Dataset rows
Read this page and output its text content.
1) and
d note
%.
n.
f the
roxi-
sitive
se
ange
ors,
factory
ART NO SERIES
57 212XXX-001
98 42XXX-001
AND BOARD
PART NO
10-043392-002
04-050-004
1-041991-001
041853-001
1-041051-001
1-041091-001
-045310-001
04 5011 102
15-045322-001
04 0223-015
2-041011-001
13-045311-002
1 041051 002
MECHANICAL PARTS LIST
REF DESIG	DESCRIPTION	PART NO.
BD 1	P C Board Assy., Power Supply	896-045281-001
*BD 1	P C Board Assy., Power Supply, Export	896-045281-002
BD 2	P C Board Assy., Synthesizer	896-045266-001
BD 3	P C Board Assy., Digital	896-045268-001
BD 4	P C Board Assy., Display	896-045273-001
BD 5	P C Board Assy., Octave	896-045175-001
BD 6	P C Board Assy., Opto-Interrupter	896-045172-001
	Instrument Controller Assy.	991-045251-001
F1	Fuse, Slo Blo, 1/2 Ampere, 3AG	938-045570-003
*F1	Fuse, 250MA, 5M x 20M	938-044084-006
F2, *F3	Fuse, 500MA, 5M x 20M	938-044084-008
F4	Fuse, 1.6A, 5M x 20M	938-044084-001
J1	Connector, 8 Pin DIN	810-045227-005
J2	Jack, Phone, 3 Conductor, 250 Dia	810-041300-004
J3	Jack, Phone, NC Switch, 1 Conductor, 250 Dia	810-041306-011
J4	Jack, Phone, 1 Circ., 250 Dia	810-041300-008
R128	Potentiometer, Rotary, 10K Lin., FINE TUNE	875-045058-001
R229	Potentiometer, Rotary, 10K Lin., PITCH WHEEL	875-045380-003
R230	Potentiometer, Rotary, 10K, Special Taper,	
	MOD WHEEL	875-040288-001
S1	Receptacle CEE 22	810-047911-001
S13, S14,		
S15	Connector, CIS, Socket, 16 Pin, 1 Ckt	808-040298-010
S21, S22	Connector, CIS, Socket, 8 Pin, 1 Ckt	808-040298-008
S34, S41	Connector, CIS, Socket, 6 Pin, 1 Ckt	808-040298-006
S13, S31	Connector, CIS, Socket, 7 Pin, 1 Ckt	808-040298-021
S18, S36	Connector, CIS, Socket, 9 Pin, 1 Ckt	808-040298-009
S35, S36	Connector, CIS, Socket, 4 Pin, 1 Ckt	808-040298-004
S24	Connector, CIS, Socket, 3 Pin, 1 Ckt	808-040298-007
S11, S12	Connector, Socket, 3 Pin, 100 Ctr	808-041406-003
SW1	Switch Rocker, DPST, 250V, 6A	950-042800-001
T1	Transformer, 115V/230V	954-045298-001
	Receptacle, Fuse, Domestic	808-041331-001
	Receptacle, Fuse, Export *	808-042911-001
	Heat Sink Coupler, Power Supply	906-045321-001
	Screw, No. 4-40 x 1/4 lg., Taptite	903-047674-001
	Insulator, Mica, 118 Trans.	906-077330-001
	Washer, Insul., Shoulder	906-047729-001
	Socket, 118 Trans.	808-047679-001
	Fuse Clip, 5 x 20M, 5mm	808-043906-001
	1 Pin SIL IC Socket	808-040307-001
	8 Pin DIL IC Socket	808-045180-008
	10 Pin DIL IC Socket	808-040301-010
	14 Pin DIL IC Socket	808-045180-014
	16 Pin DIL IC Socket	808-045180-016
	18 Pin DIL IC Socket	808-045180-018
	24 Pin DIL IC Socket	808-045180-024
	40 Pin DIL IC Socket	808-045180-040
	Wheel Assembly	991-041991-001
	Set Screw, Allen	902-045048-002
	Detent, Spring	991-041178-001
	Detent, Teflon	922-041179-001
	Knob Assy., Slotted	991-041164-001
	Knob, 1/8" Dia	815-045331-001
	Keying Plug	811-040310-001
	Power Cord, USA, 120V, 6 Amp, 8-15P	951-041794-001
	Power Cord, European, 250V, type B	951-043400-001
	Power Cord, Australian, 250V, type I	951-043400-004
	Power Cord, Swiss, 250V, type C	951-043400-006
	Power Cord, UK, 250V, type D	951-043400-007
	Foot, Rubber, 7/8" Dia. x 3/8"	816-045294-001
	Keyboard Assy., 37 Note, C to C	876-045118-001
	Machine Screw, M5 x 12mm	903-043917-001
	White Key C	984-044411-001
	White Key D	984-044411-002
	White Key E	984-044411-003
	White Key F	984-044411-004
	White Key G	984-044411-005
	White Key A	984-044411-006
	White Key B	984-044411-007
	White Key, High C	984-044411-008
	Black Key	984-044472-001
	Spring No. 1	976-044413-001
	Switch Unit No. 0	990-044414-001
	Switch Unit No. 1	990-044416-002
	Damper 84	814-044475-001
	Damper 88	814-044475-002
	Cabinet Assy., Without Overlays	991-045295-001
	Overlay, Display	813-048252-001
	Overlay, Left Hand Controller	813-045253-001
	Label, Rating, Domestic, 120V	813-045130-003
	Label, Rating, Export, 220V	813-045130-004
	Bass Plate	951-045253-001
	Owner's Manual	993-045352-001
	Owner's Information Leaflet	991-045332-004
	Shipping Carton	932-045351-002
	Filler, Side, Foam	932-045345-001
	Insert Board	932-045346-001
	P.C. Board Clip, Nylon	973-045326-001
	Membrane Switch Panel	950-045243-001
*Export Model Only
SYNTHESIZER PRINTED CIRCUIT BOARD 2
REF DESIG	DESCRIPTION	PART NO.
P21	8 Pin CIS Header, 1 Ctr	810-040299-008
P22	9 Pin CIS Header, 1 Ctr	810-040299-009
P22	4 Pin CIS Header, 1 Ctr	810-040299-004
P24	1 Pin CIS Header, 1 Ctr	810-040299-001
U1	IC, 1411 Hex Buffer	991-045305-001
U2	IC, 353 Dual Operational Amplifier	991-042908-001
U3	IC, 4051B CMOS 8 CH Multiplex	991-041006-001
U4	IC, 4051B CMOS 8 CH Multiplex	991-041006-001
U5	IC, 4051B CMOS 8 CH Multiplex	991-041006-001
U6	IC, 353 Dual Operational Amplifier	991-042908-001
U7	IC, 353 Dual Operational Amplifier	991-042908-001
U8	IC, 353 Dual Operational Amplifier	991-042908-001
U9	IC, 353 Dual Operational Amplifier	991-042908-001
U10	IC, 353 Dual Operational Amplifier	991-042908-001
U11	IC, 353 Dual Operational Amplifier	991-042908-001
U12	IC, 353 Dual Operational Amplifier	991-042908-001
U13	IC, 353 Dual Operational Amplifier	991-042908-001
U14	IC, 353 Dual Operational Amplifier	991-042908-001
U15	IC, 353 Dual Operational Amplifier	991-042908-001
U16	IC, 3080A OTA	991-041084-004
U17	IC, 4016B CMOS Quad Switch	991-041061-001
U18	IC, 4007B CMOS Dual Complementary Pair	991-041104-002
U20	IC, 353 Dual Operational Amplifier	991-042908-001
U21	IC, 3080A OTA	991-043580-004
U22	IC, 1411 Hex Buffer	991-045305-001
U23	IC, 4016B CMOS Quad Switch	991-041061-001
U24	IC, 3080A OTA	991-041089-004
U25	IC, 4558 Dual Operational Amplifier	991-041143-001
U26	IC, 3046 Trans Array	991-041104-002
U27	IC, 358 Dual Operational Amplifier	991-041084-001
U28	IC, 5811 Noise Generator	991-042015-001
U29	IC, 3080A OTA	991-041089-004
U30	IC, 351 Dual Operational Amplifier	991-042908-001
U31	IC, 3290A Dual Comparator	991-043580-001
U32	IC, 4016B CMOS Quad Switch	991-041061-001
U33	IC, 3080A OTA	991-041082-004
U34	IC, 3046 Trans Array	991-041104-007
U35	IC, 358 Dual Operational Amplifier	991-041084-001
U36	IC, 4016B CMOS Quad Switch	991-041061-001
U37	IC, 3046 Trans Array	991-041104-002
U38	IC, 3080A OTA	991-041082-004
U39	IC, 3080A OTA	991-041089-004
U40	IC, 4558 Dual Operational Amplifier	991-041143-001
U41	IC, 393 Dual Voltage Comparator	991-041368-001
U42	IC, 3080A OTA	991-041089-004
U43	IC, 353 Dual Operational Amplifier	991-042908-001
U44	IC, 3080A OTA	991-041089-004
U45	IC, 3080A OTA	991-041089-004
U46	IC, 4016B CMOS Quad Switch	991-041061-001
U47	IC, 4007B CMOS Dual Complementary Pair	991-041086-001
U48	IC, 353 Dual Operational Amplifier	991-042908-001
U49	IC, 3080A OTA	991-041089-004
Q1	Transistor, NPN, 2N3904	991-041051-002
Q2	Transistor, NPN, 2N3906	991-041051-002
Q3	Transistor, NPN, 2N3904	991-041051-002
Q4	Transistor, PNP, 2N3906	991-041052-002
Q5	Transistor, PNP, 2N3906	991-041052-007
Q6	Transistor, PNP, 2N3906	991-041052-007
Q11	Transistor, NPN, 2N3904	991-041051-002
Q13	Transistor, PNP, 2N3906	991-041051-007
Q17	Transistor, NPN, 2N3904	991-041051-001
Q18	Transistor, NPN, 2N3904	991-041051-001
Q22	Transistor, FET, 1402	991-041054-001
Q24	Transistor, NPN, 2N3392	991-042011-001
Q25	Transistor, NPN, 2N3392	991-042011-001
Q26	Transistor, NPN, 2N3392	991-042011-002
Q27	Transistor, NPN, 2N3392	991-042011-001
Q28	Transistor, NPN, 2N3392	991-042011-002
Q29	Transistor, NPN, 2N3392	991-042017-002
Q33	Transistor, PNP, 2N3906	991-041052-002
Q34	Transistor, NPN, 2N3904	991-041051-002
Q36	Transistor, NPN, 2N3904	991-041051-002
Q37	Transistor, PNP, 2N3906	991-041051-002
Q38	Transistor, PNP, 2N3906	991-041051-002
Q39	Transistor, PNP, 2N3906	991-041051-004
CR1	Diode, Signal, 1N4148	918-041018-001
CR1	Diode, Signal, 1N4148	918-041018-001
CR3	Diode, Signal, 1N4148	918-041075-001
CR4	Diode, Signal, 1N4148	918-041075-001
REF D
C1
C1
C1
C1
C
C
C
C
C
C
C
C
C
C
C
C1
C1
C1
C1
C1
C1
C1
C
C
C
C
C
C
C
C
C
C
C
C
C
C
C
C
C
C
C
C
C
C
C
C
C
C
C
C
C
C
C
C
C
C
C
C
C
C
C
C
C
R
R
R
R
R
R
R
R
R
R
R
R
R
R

## The problem:
Say the number of lines in the records above that include the string "Rating", and no more.

## Response to the task:
2